Lines that hold the word "structured" should be located and copied.

[Collected data entries]
● ● ● ● ● ● ●

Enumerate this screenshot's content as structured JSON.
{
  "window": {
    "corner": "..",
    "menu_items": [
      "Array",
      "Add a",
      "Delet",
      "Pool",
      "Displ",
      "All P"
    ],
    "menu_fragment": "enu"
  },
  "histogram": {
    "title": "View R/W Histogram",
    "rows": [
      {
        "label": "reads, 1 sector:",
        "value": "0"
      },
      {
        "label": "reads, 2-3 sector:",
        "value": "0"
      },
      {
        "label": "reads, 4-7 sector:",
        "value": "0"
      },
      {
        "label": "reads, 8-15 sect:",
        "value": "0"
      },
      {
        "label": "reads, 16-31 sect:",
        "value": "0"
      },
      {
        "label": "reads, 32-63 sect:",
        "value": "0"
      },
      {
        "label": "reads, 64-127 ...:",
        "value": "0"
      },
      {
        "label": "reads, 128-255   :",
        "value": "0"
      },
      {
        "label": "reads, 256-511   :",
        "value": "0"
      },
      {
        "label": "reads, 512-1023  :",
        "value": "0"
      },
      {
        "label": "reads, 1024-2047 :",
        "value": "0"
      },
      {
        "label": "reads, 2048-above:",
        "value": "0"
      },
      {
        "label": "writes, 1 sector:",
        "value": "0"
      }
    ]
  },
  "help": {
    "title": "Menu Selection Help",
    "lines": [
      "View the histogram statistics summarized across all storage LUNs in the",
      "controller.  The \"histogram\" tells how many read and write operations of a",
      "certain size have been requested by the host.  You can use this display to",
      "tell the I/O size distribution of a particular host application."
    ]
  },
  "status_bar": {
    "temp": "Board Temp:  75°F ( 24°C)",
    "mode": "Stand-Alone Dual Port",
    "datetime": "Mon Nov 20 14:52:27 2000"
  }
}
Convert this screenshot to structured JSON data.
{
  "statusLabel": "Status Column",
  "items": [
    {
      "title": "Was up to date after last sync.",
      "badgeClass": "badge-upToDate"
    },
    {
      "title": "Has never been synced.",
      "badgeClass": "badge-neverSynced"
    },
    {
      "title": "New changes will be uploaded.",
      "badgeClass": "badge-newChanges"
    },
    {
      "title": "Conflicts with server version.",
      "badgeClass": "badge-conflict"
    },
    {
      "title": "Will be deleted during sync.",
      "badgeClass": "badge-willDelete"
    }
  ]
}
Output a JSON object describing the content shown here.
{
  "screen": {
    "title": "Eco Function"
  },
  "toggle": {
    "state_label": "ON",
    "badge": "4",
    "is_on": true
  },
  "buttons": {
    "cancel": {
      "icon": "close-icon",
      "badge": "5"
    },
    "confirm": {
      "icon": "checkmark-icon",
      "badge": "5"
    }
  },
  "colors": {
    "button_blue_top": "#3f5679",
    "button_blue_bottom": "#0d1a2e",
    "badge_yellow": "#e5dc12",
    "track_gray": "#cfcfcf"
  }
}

● ● ● ● ● ● ●

### WRITTEN RESPONSE:
Enumerate this screenshot's content as structured JSON.
Convert this screenshot to structured JSON data.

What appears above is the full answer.